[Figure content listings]
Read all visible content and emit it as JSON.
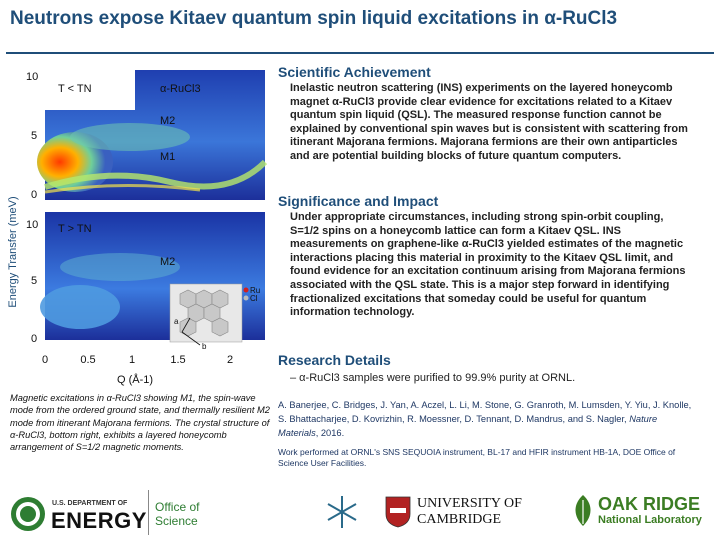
{
  "title": "Neutrons expose Kitaev quantum spin liquid excitations in α-RuCl3",
  "achievement": {
    "heading": "Scientific Achievement",
    "body": "Inelastic neutron scattering (INS) experiments on the layered honeycomb magnet α-RuCl3 provide clear evidence for excitations related to a Kitaev quantum spin liquid (QSL). The measured response function cannot be explained by conventional spin waves but is consistent with scattering from itinerant Majorana fermions. Majorana fermions are their own antiparticles and are potential building blocks of future quantum computers."
  },
  "significance": {
    "heading": "Significance and Impact",
    "body": "Under appropriate circumstances, including strong spin-orbit coupling, S=1/2 spins on a honeycomb lattice can form a Kitaev QSL. INS measurements on graphene-like α-RuCl3 yielded estimates of the magnetic interactions placing this material in proximity to the Kitaev QSL limit, and found evidence for an excitation continuum arising from Majorana fermions associated with the QSL state. This is a major step forward in identifying fractionalized excitations that someday could be useful for quantum information technology."
  },
  "research": {
    "heading": "Research Details",
    "bullet": "– α-RuCl3 samples were purified to 99.9% purity at ORNL.",
    "citation_authors": "A. Banerjee, C. Bridges, J. Yan, A. Aczel, L. Li, M. Stone, G. Granroth, M. Lumsden, Y. Yiu, J. Knolle, S. Bhattacharjee, D. Kovrizhin, R. Moessner, D. Tennant, D. Mandrus, and S. Nagler, ",
    "citation_journal": "Nature Materials",
    "citation_year": ", 2016.",
    "work": "Work performed at ORNL's SNS SEQUOIA instrument, BL-17 and HFIR instrument HB-1A, DOE Office of Science User Facilities."
  },
  "figure": {
    "ylabel": "Energy Transfer (meV)",
    "xlabel": "Q (Å-1)",
    "yticks_top": [
      "10",
      "5",
      "0"
    ],
    "yticks_bottom": [
      "10",
      "5",
      "0"
    ],
    "xticks": [
      "0",
      "0.5",
      "1",
      "1.5",
      "2"
    ],
    "top_label_temp": "T < TN",
    "top_label_material": "α-RuCl3",
    "top_label_m2": "M2",
    "top_label_m1": "M1",
    "bottom_label_temp": "T > TN",
    "bottom_label_m2": "M2",
    "inset_ru": "Ru",
    "inset_cl": "Cl",
    "inset_a": "a",
    "inset_b": "b",
    "caption": "Magnetic excitations in α-RuCl3 showing M1, the spin-wave mode from the ordered ground state, and thermally resilient M2 mode from itinerant Majorana fermions. The crystal structure of α-RuCl3, bottom right, exhibits a layered honeycomb arrangement of S=1/2 magnetic moments."
  },
  "footer": {
    "doe_line1": "U.S. DEPARTMENT OF",
    "doe_line2": "ENERGY",
    "office_line1": "Office of",
    "office_line2": "Science",
    "cambridge_line1": "UNIVERSITY OF",
    "cambridge_line2": "CAMBRIDGE",
    "ornl_line1": "OAK RIDGE",
    "ornl_line2": "National Laboratory"
  },
  "colors": {
    "title_blue": "#1f4e79",
    "doe_green": "#2e7d32",
    "ornl_green": "#3b7d23"
  }
}
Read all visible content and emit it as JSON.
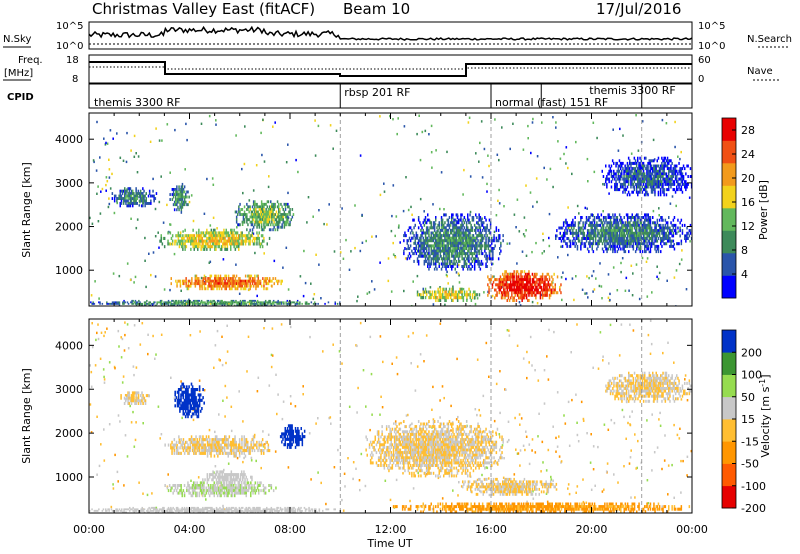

## GOAL
Copy each line of the records precisely and drop any images they hold.

## TASK OUTPUT
Read all visible content and emit it as JSON.
{
  "title": "Neutrons expose Kitaev quantum spin liquid excitations in α-RuCl3",
  "achievement": {
    "heading": "Scientific Achievement",
    "body": "Inelastic neutron scattering (INS) experiments on the layered honeycomb magnet α-RuCl3 provide clear evidence for excitations related to a Kitaev quantum spin liquid (QSL). The measured response function cannot be explained by conventional spin waves but is consistent with scattering from itinerant Majorana fermions. Majorana fermions are their own antiparticles and are potential building blocks of future quantum computers."
  },
  "significance": {
    "heading": "Significance and Impact",
    "body": "Under appropriate circumstances, including strong spin-orbit coupling, S=1/2 spins on a honeycomb lattice can form a Kitaev QSL. INS measurements on graphene-like α-RuCl3 yielded estimates of the magnetic interactions placing this material in proximity to the Kitaev QSL limit, and found evidence for an excitation continuum arising from Majorana fermions associated with the QSL state. This is a major step forward in identifying fractionalized excitations that someday could be useful for quantum information technology."
  },
  "research": {
    "heading": "Research Details",
    "bullet": "– α-RuCl3 samples were purified to 99.9% purity at ORNL.",
    "citation_authors": "A. Banerjee, C. Bridges, J. Yan, A. Aczel, L. Li, M. Stone, G. Granroth, M. Lumsden, Y. Yiu, J. Knolle, S. Bhattacharjee, D. Kovrizhin, R. Moessner, D. Tennant, D. Mandrus, and S. Nagler, ",
    "citation_journal": "Nature Materials",
    "citation_year": ", 2016.",
    "work": "Work performed at ORNL's SNS SEQUOIA instrument, BL-17 and HFIR instrument HB-1A, DOE Office of Science User Facilities."
  },
  "figure": {
    "ylabel": "Energy Transfer (meV)",
    "xlabel": "Q (Å-1)",
    "yticks_top": [
      "10",
      "5",
      "0"
    ],
    "yticks_bottom": [
      "10",
      "5",
      "0"
    ],
    "xticks": [
      "0",
      "0.5",
      "1",
      "1.5",
      "2"
    ],
    "top_label_temp": "T < TN",
    "top_label_material": "α-RuCl3",
    "top_label_m2": "M2",
    "top_label_m1": "M1",
    "bottom_label_temp": "T > TN",
    "bottom_label_m2": "M2",
    "inset_ru": "Ru",
    "inset_cl": "Cl",
    "inset_a": "a",
    "inset_b": "b",
    "caption": "Magnetic excitations in α-RuCl3 showing M1, the spin-wave mode from the ordered ground state, and thermally resilient M2 mode from itinerant Majorana fermions. The crystal structure of α-RuCl3, bottom right, exhibits a layered honeycomb arrangement of S=1/2 magnetic moments."
  },
  "footer": {
    "doe_line1": "U.S. DEPARTMENT OF",
    "doe_line2": "ENERGY",
    "office_line1": "Office of",
    "office_line2": "Science",
    "cambridge_line1": "UNIVERSITY OF",
    "cambridge_line2": "CAMBRIDGE",
    "ornl_line1": "OAK RIDGE",
    "ornl_line2": "National Laboratory"
  },
  "colors": {
    "title_blue": "#1f4e79",
    "doe_green": "#2e7d32",
    "ornl_green": "#3b7d23"
  }
}
Read all visible content and emit it as JSON.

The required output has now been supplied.